*Exercise*
Retype all of the listing exactly, passing over any picture you find.

*Records for the exercise*
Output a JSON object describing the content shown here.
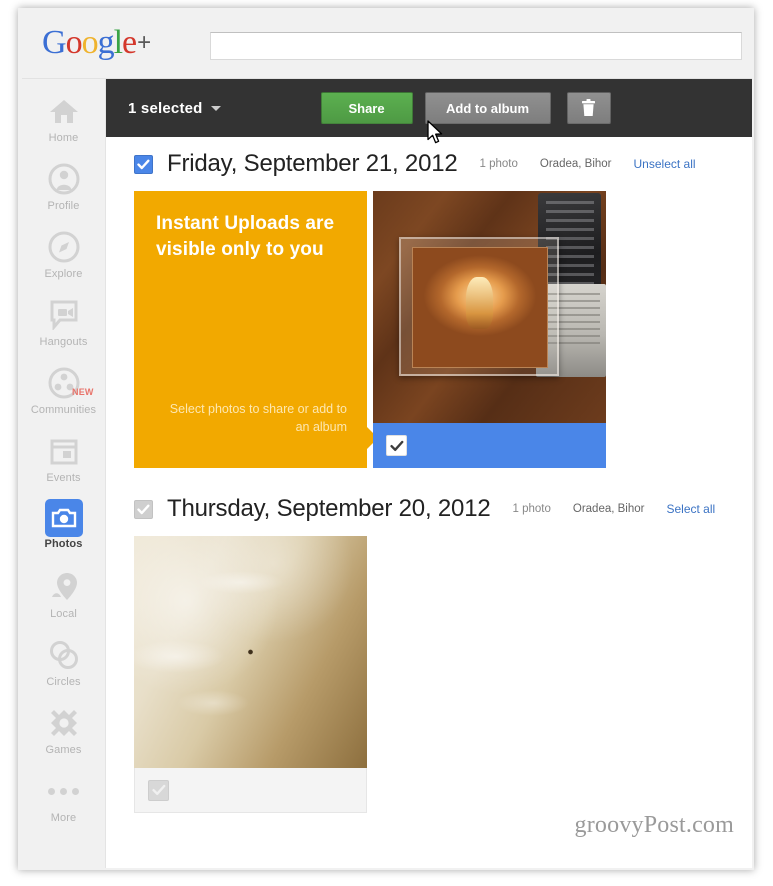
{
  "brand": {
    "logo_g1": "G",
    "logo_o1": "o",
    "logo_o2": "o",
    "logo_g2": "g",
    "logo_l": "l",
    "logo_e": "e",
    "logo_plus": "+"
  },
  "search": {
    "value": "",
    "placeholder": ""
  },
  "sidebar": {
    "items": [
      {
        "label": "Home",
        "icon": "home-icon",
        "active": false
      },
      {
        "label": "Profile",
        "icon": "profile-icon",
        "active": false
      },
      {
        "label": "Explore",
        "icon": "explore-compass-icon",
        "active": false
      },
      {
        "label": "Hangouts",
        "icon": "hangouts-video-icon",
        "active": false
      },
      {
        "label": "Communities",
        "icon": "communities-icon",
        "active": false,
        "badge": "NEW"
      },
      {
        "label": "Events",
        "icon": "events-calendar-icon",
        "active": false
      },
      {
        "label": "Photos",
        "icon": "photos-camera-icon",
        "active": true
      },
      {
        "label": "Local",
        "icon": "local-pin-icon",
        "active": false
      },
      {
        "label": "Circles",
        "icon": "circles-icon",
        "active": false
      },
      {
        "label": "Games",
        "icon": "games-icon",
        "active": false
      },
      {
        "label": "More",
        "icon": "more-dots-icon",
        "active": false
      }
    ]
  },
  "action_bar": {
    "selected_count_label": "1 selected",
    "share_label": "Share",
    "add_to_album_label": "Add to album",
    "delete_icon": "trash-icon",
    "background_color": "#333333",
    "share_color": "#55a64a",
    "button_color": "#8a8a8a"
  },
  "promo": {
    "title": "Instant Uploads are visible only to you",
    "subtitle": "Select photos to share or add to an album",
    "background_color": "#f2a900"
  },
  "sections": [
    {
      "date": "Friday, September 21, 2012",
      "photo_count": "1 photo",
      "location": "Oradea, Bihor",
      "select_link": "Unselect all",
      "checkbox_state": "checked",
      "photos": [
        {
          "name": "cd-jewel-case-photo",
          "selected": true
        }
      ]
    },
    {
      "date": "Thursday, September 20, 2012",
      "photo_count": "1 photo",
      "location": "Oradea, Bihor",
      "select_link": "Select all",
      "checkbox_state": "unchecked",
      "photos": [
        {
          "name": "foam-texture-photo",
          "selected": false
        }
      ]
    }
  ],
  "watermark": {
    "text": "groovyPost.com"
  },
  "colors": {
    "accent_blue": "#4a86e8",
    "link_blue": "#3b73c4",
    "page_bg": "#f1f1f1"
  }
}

*Written solution*
Output a JSON object describing the content shown here.
{
  "brand": {
    "logo_g1": "G",
    "logo_o1": "o",
    "logo_o2": "o",
    "logo_g2": "g",
    "logo_l": "l",
    "logo_e": "e",
    "logo_plus": "+"
  },
  "search": {
    "value": "",
    "placeholder": ""
  },
  "sidebar": {
    "items": [
      {
        "label": "Home",
        "icon": "home-icon",
        "active": false
      },
      {
        "label": "Profile",
        "icon": "profile-icon",
        "active": false
      },
      {
        "label": "Explore",
        "icon": "explore-compass-icon",
        "active": false
      },
      {
        "label": "Hangouts",
        "icon": "hangouts-video-icon",
        "active": false
      },
      {
        "label": "Communities",
        "icon": "communities-icon",
        "active": false,
        "badge": "NEW"
      },
      {
        "label": "Events",
        "icon": "events-calendar-icon",
        "active": false
      },
      {
        "label": "Photos",
        "icon": "photos-camera-icon",
        "active": true
      },
      {
        "label": "Local",
        "icon": "local-pin-icon",
        "active": false
      },
      {
        "label": "Circles",
        "icon": "circles-icon",
        "active": false
      },
      {
        "label": "Games",
        "icon": "games-icon",
        "active": false
      },
      {
        "label": "More",
        "icon": "more-dots-icon",
        "active": false
      }
    ]
  },
  "action_bar": {
    "selected_count_label": "1 selected",
    "share_label": "Share",
    "add_to_album_label": "Add to album",
    "delete_icon": "trash-icon",
    "background_color": "#333333",
    "share_color": "#55a64a",
    "button_color": "#8a8a8a"
  },
  "promo": {
    "title": "Instant Uploads are visible only to you",
    "subtitle": "Select photos to share or add to an album",
    "background_color": "#f2a900"
  },
  "sections": [
    {
      "date": "Friday, September 21, 2012",
      "photo_count": "1 photo",
      "location": "Oradea, Bihor",
      "select_link": "Unselect all",
      "checkbox_state": "checked",
      "photos": [
        {
          "name": "cd-jewel-case-photo",
          "selected": true
        }
      ]
    },
    {
      "date": "Thursday, September 20, 2012",
      "photo_count": "1 photo",
      "location": "Oradea, Bihor",
      "select_link": "Select all",
      "checkbox_state": "unchecked",
      "photos": [
        {
          "name": "foam-texture-photo",
          "selected": false
        }
      ]
    }
  ],
  "watermark": {
    "text": "groovyPost.com"
  },
  "colors": {
    "accent_blue": "#4a86e8",
    "link_blue": "#3b73c4",
    "page_bg": "#f1f1f1"
  }
}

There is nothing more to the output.